* [Trecho do texto]:
※ ※ ※

Europa Press/Contacto/Mykola Miakshykov
MADRID 26 abr. (EUROPA PRESS) -
O exército ucraniano negou a "libertação completa" da região de Kursk anunciada pela Rússia no sábado, embora tenha reconhecido que a situação "é difícil".
"As declarações da liderança inimiga sobre a 'derrota' do grupo de tropas ucranianas não são nada mais do que uma manobra de propaganda e um desejo de transformar ilusões em realidade", disse o Estado-Maior em um comunicado publicado em sua conta no Telegram.
"A situação operacional é difícil, mas nossas unidades continuam a manter as posições designadas e a realizar as tarefas atribuídas", acrescentou o Estado-Maior em resposta ao anúncio do Kremlin nesta manhã, dizendo que eles estiveram envolvidos em cinco confrontos com as forças russas nas últimas horas.
O presidente russo, Vladimir Putin, já havia saudado "a derrota completa do inimigo na região da fronteira de Kursk", o que "cria condições para novos sucessos de nossas tropas em outras áreas importantes da frente".
As forças ucranianas invadiram Kursk em agosto e, no auge da contraofensiva surpresa, assumiram o controle de 1.200 quilômetros quadrados do território russo e de mais de cem cidades.
No entanto, nos últimos meses, tanto o próprio exército ucraniano quanto a inteligência militar britânica reconheceram retrocessos nessa frente.

※ ※ ※

* [Material apresentado]:

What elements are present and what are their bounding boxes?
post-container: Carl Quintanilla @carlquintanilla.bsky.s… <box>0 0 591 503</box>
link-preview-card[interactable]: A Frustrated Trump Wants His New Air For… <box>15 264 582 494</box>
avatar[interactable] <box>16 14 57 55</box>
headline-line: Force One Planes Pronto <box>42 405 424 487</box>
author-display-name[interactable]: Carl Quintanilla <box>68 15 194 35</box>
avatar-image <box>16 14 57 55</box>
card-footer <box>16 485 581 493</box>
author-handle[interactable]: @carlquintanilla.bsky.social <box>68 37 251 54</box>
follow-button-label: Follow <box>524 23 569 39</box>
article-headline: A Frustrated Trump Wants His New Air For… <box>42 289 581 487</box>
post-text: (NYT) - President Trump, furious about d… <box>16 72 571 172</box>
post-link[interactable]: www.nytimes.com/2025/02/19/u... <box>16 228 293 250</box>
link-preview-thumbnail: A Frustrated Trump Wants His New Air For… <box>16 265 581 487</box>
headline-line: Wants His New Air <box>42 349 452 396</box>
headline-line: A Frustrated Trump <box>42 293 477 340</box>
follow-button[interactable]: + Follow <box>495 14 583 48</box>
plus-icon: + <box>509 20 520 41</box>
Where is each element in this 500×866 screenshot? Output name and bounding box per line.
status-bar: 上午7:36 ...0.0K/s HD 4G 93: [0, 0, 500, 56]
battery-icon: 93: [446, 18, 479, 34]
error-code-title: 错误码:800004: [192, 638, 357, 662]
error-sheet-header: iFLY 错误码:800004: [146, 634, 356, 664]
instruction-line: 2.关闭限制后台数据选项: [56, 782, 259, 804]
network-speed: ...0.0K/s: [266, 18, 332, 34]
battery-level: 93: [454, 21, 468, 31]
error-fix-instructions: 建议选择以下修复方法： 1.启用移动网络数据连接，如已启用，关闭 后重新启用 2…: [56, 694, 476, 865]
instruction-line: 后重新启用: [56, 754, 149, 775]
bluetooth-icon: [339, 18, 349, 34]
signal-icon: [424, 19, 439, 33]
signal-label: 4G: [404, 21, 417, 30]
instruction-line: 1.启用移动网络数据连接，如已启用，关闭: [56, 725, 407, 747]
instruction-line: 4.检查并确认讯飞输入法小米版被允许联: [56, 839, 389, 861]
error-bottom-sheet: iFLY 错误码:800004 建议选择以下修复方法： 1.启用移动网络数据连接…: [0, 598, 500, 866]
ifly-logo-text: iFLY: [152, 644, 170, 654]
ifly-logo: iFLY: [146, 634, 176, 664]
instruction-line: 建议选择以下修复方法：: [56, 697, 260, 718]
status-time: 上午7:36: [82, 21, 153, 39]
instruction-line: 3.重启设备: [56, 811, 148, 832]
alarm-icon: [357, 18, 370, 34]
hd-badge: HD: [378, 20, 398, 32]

※ ※ ※

* [Verifique sua compreensão]:
(1) De acordo com a notícia sobre a região de Kursk, quantos quilômetros quadrados de território russo as forças ucranianas controlaram no auge da contraofensiva?
(2) Reproduza literalmente o trecho da notícia sobre Kursk que se inicia com as palavras "Europa Press/Contacto/Mykola Miakshykov" e se encerra com "nas últimas horas.".
Os dados não são necessários para resolver as tarefas.

* [Soluções dos problemas]:
(1) 1.200 quilômetros quadrados.

(2)
Europa Press/Contacto/Mykola Miakshykov
MADRID 26 abr. (EUROPA PRESS) -
O exército ucraniano negou a "libertação completa" da região de Kursk anunciada pela Rússia no sábado, embora tenha reconhecido que a situação "é difícil".
"As declarações da liderança inimiga sobre a 'derrota' do grupo de tropas ucranianas não são nada mais do que uma manobra de propaganda e um desejo de transformar ilusões em realidade", disse o Estado-Maior em um comunicado publicado em sua conta no Telegram.
"A situação operacional é difícil, mas nossas unidades continuam a manter as posições designadas e a realizar as tarefas atribuídas", acrescentou o Estado-Maior em resposta ao anúncio do Kremlin nesta manhã, dizendo que eles estiveram envolvidos em cinco confrontos com as forças russas nas últimas horas.